> [Rows from a dataset]

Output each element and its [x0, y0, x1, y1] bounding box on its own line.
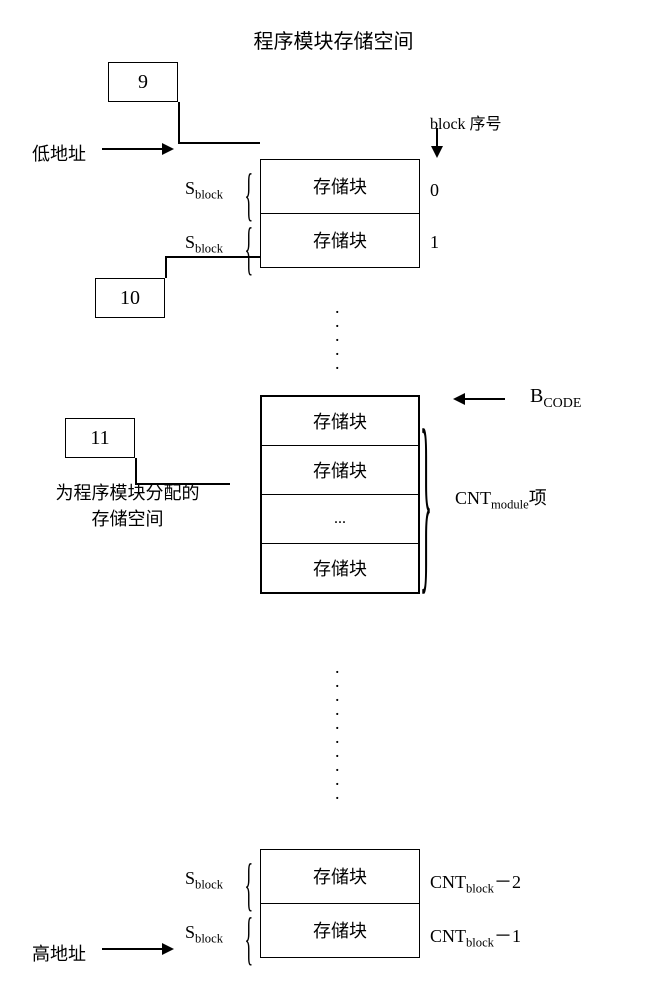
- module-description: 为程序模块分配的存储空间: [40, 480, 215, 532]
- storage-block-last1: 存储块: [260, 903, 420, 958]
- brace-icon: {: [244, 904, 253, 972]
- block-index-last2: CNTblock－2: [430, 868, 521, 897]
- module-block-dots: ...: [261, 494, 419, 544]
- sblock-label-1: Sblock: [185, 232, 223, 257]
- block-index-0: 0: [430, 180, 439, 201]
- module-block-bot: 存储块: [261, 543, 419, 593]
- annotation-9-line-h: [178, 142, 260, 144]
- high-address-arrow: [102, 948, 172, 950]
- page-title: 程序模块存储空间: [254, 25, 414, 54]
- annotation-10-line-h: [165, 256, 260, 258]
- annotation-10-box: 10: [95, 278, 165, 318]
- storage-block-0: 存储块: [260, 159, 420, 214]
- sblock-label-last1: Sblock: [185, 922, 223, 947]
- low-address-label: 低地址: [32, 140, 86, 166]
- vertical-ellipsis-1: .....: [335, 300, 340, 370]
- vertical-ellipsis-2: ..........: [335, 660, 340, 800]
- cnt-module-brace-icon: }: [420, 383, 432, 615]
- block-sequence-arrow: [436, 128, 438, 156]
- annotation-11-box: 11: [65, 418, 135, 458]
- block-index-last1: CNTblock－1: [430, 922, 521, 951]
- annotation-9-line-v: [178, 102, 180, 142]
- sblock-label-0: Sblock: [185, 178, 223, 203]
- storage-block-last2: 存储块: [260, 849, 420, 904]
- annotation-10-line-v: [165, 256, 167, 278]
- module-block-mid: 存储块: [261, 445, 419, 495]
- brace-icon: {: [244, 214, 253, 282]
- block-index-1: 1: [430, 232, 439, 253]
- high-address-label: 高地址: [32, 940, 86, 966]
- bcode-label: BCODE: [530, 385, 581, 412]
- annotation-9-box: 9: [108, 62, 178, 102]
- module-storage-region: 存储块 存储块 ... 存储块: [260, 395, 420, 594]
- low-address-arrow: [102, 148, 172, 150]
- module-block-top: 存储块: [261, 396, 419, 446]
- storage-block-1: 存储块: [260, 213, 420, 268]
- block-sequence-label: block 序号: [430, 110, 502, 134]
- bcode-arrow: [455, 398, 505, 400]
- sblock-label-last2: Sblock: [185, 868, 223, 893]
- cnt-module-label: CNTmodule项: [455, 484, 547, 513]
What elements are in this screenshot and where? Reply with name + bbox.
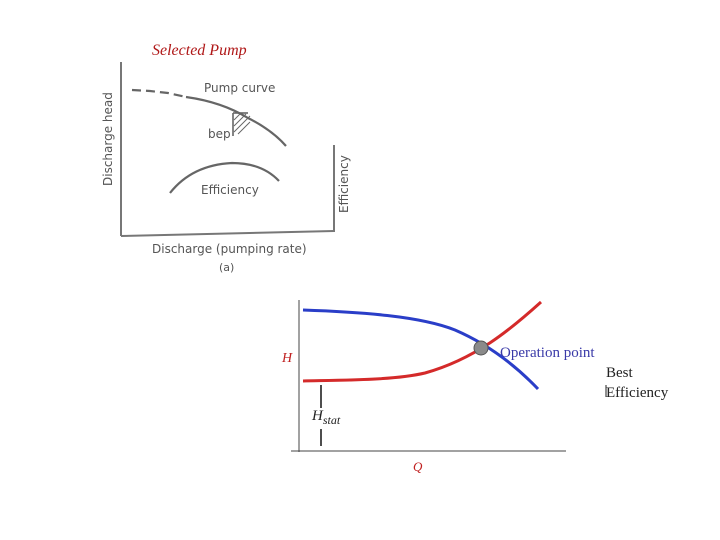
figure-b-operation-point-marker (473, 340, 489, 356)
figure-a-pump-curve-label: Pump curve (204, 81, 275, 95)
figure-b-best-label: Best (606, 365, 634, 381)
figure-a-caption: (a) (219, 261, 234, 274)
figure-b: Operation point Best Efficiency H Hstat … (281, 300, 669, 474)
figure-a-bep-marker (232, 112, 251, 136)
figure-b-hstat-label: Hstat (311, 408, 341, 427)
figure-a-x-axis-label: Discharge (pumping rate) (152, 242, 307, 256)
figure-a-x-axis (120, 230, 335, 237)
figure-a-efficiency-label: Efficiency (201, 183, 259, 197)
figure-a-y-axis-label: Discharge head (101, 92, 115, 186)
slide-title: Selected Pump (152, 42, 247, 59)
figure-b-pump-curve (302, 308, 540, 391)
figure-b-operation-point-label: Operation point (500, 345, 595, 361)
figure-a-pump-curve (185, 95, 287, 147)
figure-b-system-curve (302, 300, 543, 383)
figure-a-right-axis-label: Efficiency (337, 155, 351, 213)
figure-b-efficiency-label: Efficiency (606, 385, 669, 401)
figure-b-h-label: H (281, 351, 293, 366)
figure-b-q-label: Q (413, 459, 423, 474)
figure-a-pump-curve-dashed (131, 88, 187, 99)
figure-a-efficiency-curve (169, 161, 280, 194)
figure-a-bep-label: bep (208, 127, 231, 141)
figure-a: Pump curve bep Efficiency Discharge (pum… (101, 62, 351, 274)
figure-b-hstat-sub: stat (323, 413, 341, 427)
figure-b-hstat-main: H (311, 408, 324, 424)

> [What you have to do] Write out the items again, replacing "bounding box" with "bounding rectangle" and leaving everything else unchanged. Leave out the pictures.

> [Exercise answer]
Output each element and its [x0, y0, x1, y1] bounding rectangle on its own line.
- module-description: 为程序模块分配的存储空间: [40, 480, 215, 532]
- storage-block-last1: 存储块: [260, 903, 420, 958]
- brace-icon: {: [244, 904, 253, 972]
- block-index-last2: CNTblock－2: [430, 868, 521, 897]
- module-block-dots: ...: [261, 494, 419, 544]
- sblock-label-1: Sblock: [185, 232, 223, 257]
- block-index-0: 0: [430, 180, 439, 201]
- module-block-bot: 存储块: [261, 543, 419, 593]
- annotation-9-line-h: [178, 142, 260, 144]
- high-address-arrow: [102, 948, 172, 950]
- page-title: 程序模块存储空间: [254, 25, 414, 54]
- annotation-10-line-h: [165, 256, 260, 258]
- annotation-10-box: 10: [95, 278, 165, 318]
- storage-block-0: 存储块: [260, 159, 420, 214]
- sblock-label-last1: Sblock: [185, 922, 223, 947]
- low-address-label: 低地址: [32, 140, 86, 166]
- vertical-ellipsis-1: .....: [335, 300, 340, 370]
- vertical-ellipsis-2: ..........: [335, 660, 340, 800]
- cnt-module-brace-icon: }: [420, 383, 432, 615]
- block-sequence-arrow: [436, 128, 438, 156]
- annotation-11-box: 11: [65, 418, 135, 458]
- block-index-last1: CNTblock－1: [430, 922, 521, 951]
- annotation-9-line-v: [178, 102, 180, 142]
- sblock-label-0: Sblock: [185, 178, 223, 203]
- storage-block-last2: 存储块: [260, 849, 420, 904]
- annotation-10-line-v: [165, 256, 167, 278]
- module-block-mid: 存储块: [261, 445, 419, 495]
- brace-icon: {: [244, 214, 253, 282]
- block-index-1: 1: [430, 232, 439, 253]
- high-address-label: 高地址: [32, 940, 86, 966]
- bcode-label: BCODE: [530, 385, 581, 412]
- annotation-9-box: 9: [108, 62, 178, 102]
- module-storage-region: 存储块 存储块 ... 存储块: [260, 395, 420, 594]
- low-address-arrow: [102, 148, 172, 150]
- module-block-top: 存储块: [261, 396, 419, 446]
- storage-block-1: 存储块: [260, 213, 420, 268]
- block-sequence-label: block 序号: [430, 110, 502, 134]
- bcode-arrow: [455, 398, 505, 400]
- sblock-label-last2: Sblock: [185, 868, 223, 893]
- cnt-module-label: CNTmodule项: [455, 484, 547, 513]
What elements are in this screenshot and where? Reply with name + bbox.
figure-b-operation-point-marker (473, 340, 489, 356)
figure-a-pump-curve-label: Pump curve (204, 81, 275, 95)
figure-b-best-label: Best (606, 365, 634, 381)
figure-a-caption: (a) (219, 261, 234, 274)
figure-b: Operation point Best Efficiency H Hstat … (281, 300, 669, 474)
figure-a-bep-marker (232, 112, 251, 136)
figure-b-hstat-label: Hstat (311, 408, 341, 427)
figure-a-x-axis-label: Discharge (pumping rate) (152, 242, 307, 256)
figure-a-x-axis (120, 230, 335, 237)
figure-a-efficiency-label: Efficiency (201, 183, 259, 197)
figure-a-y-axis-label: Discharge head (101, 92, 115, 186)
slide-title: Selected Pump (152, 42, 247, 59)
figure-b-pump-curve (302, 308, 540, 391)
figure-b-operation-point-label: Operation point (500, 345, 595, 361)
figure-a-pump-curve (185, 95, 287, 147)
figure-b-system-curve (302, 300, 543, 383)
figure-a-right-axis-label: Efficiency (337, 155, 351, 213)
figure-b-efficiency-label: Efficiency (606, 385, 669, 401)
figure-b-h-label: H (281, 351, 293, 366)
figure-b-q-label: Q (413, 459, 423, 474)
figure-a-pump-curve-dashed (131, 88, 187, 99)
figure-a-efficiency-curve (169, 161, 280, 194)
figure-a-bep-label: bep (208, 127, 231, 141)
figure-a: Pump curve bep Efficiency Discharge (pum… (101, 62, 351, 274)
figure-b-hstat-sub: stat (323, 413, 341, 427)
figure-b-hstat-main: H (311, 408, 324, 424)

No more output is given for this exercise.